KURUNGBUKA.com – Di Indonesia, ada beberapa novel yang judulnya sama. Bagaimana sama bisa terjadi walau mereka tidak pernah janjian? Judul memang sama tapi tahun terbitnya berbeda. Kita mungkin pernah membaca novel-novel yang judulnya sama tapi belum ada keinginan meneliti alasan dan dampak judul. Novel-novel yang judulnya sama itu terkenal dan digemari para pembacanya.
Siapa pernah membaca novel berjudul Pulang? Pertanyaan harus jelas. Yang dibaca adalah novel buatan Leila S Chudori atau Tere Liye? Orang wajib mengumumkan nama pengarang. Jangan asal menyebut judul novel. Dua pengarang terkenal itu menulis novel berjudul Pulang, yang sama-sama laris. Kapan kita mengetahui novel itu dibahas bareng? Artinya, ada para pembicara yang membandingkan Pulang buatan Leila S Chudori dan Tere Liye. Namun, yang harus dimengerti para peserta diskusi: menghindari arogansi atau saling ejek. Siapa berani membandingkan laris dan keuntungan yang diperoleh dua pengarang novel berjudul Pulang?

════

(YANG DIMINTA)
Tuliskan ulang seluruh kutipan tentang novel-novel yang judulnya sama di atas, kata demi kata, tanpa mengubah apa pun. Catatan berikut tidak berperan apa pun dalam hal ini.

════

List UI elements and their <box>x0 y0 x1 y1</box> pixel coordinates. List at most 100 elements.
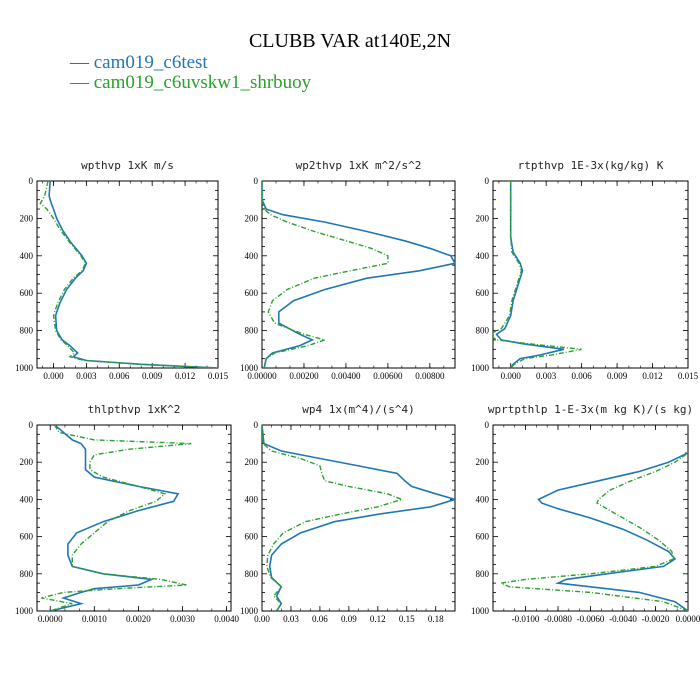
y-tick-label: 600 <box>20 288 34 298</box>
y-tick-label: 800 <box>476 326 490 336</box>
x-tick-label: 0.00000 <box>247 371 277 381</box>
y-tick-label: 0 <box>254 176 259 186</box>
x-tick-label: 0.006 <box>109 371 130 381</box>
panel-2: wp2thvp 1xK m^2/s^2020040060080010000.00… <box>240 159 456 381</box>
y-tick-label: 200 <box>476 457 490 467</box>
y-tick-label: 400 <box>476 251 490 261</box>
y-tick-label: 400 <box>20 251 34 261</box>
x-tick-label: 0.000 <box>501 371 522 381</box>
series-line-1 <box>495 181 565 368</box>
legend-label-2: cam019_c6uvskw1_shrbuoy <box>93 72 312 93</box>
panel-frame <box>492 180 689 369</box>
panel-title-2: wp2thvp 1xK m^2/s^2 <box>296 159 422 172</box>
x-tick-label: -0.0020 <box>642 614 670 624</box>
y-tick-label: 200 <box>245 457 259 467</box>
legend-dash-icon: — <box>70 52 94 73</box>
y-tick-label: 400 <box>20 494 34 504</box>
y-tick-label: 800 <box>245 569 259 579</box>
x-tick-label: 0.0030 <box>170 614 195 624</box>
y-tick-label: 600 <box>20 532 34 542</box>
y-tick-label: 0 <box>485 176 490 186</box>
x-tick-label: 0.12 <box>370 614 386 624</box>
x-tick-label: 0.00800 <box>415 371 445 381</box>
y-tick-label: 1000 <box>240 606 259 616</box>
series-line-2 <box>262 181 389 368</box>
legend-dash-icon: — <box>70 72 94 93</box>
x-tick-label: 0.06 <box>312 614 328 624</box>
x-tick-label: 0.003 <box>536 371 557 381</box>
y-tick-label: 400 <box>245 494 259 504</box>
y-tick-label: 600 <box>245 532 259 542</box>
series-line-2 <box>498 425 688 611</box>
x-tick-label: 0.012 <box>642 371 662 381</box>
x-tick-label: 0.012 <box>175 371 195 381</box>
y-tick-label: 400 <box>476 494 490 504</box>
y-tick-label: 400 <box>245 251 259 261</box>
y-tick-label: 1000 <box>15 363 34 373</box>
x-tick-label: 0.09 <box>341 614 357 624</box>
y-tick-label: 800 <box>245 326 259 336</box>
panel-frame <box>36 424 232 612</box>
panel-1: wpthvp 1xK m/s 0 200 400 600 800 1000 0.000 0.00… <box>15 159 229 381</box>
panel-title-1: wpthvp 1xK m/s <box>81 159 174 172</box>
legend-entry-2: — cam019_c6uvskw1_shrbuoy <box>70 72 311 94</box>
x-tick-label: -0.0040 <box>609 614 637 624</box>
legend-label-1: cam019_c6test <box>93 52 208 73</box>
x-tick-label: 0.009 <box>607 371 628 381</box>
x-tick-label: 0.18 <box>428 614 444 624</box>
series-line-1 <box>50 425 180 611</box>
y-tick-label: 0 <box>254 420 259 430</box>
x-tick-label: 0.15 <box>399 614 415 624</box>
x-tick-label: -0.0100 <box>512 614 540 624</box>
series-line-1 <box>262 181 455 368</box>
panel-4: thlpthvp 1xK^2 0 200 400 600 800 1000 0.0000 0.0… <box>15 403 239 624</box>
series-line-2 <box>493 181 582 368</box>
y-tick-label: 200 <box>20 457 34 467</box>
series-line-2 <box>39 181 218 368</box>
panel-title-3: rtpthvp 1E-3x(kg/kg) K <box>518 159 664 172</box>
x-tick-label: 0.003 <box>76 371 97 381</box>
x-tick-label: 0.015 <box>678 371 699 381</box>
y-tick-label: 600 <box>476 532 490 542</box>
x-tick-label: 0.015 <box>208 371 229 381</box>
y-tick-label: 0 <box>29 176 34 186</box>
panel-title-4: thlpthvp 1xK^2 <box>88 403 181 416</box>
y-tick-label: 1000 <box>15 606 34 616</box>
x-tick-label: 0.00 <box>254 614 270 624</box>
x-tick-label: 0.00600 <box>373 371 403 381</box>
y-tick-label: 1000 <box>471 363 490 373</box>
series-line-1 <box>48 181 218 368</box>
y-tick-label: 1000 <box>240 363 259 373</box>
y-tick-label: 800 <box>20 569 34 579</box>
panel-title-6: wprtpthlp 1-E-3x(m kg K)/(s kg) <box>488 403 693 416</box>
page-title: CLUBB VAR at140E,2N <box>248 30 452 52</box>
panel-6: wprtpthlp 1-E-3x(m kg K)/(s kg) 0 200 400 60… <box>471 403 700 624</box>
y-tick-label: 800 <box>20 326 34 336</box>
y-tick-label: 0 <box>485 420 490 430</box>
y-tick-label: 200 <box>245 213 259 223</box>
x-tick-label: 0.03 <box>283 614 299 624</box>
y-tick-label: 1000 <box>471 606 490 616</box>
x-tick-label: 0.009 <box>142 371 163 381</box>
series-line-2 <box>41 425 192 611</box>
x-tick-label: 0.00200 <box>289 371 319 381</box>
x-tick-label: 0.0020 <box>126 614 151 624</box>
legend-entry-1: — cam019_c6test <box>70 52 208 74</box>
y-tick-label: 600 <box>476 288 490 298</box>
x-tick-label: 0.0000 <box>676 614 700 624</box>
y-tick-label: 0 <box>29 420 34 430</box>
y-tick-label: 200 <box>20 213 34 223</box>
x-tick-label: 0.00400 <box>331 371 361 381</box>
x-tick-label: 0.0040 <box>214 614 239 624</box>
panel-title-5: wp4 1x(m^4)/(s^4) <box>302 403 415 416</box>
x-tick-label: 0.0000 <box>38 614 63 624</box>
x-tick-label: 0.000 <box>43 371 64 381</box>
x-tick-label: 0.006 <box>572 371 593 381</box>
series-line-2 <box>262 425 405 611</box>
x-tick-label: -0.0080 <box>544 614 572 624</box>
panel-frame <box>261 180 456 369</box>
x-tick-label: -0.0060 <box>577 614 605 624</box>
series-line-1 <box>262 425 455 611</box>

════

(HASIL TUGAS)
KURUNGBUKA.com – Di Indonesia, ada beberapa novel yang judulnya sama. Bagaimana sama bisa terjadi walau mereka tidak pernah janjian? Judul memang sama tapi tahun terbitnya berbeda. Kita mungkin pernah membaca novel-novel yang judulnya sama tapi belum ada keinginan meneliti alasan dan dampak judul. Novel-novel yang judulnya sama itu terkenal dan digemari para pembacanya.
Siapa pernah membaca novel berjudul Pulang? Pertanyaan harus jelas. Yang dibaca adalah novel buatan Leila S Chudori atau Tere Liye? Orang wajib mengumumkan nama pengarang. Jangan asal menyebut judul novel. Dua pengarang terkenal itu menulis novel berjudul Pulang, yang sama-sama laris. Kapan kita mengetahui novel itu dibahas bareng? Artinya, ada para pembicara yang membandingkan Pulang buatan Leila S Chudori dan Tere Liye. Namun, yang harus dimengerti para peserta diskusi: menghindari arogansi atau saling ejek. Siapa berani membandingkan laris dan keuntungan yang diperoleh dua pengarang novel berjudul Pulang?